* start *

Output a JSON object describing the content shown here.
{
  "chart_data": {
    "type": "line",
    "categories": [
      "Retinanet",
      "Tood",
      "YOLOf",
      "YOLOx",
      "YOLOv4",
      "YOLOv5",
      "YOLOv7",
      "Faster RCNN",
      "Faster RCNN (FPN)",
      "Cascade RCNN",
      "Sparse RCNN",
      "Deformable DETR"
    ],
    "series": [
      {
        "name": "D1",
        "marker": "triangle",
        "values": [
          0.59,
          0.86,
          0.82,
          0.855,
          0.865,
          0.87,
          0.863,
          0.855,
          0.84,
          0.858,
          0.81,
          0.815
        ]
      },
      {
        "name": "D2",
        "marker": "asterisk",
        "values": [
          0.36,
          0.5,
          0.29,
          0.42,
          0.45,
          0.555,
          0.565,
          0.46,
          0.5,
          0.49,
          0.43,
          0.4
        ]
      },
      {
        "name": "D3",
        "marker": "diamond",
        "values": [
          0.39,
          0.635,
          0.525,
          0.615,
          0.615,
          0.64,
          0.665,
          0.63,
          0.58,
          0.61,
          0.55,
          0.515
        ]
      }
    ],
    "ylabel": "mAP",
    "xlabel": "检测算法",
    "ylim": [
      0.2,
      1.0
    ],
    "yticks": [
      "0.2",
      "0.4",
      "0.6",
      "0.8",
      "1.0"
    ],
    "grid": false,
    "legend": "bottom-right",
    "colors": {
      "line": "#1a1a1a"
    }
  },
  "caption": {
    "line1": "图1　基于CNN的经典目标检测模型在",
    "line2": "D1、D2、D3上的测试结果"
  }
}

* end *

### Request
Report how many lines of the records above contain the word "marker", giving only the number.

### Exercise result
3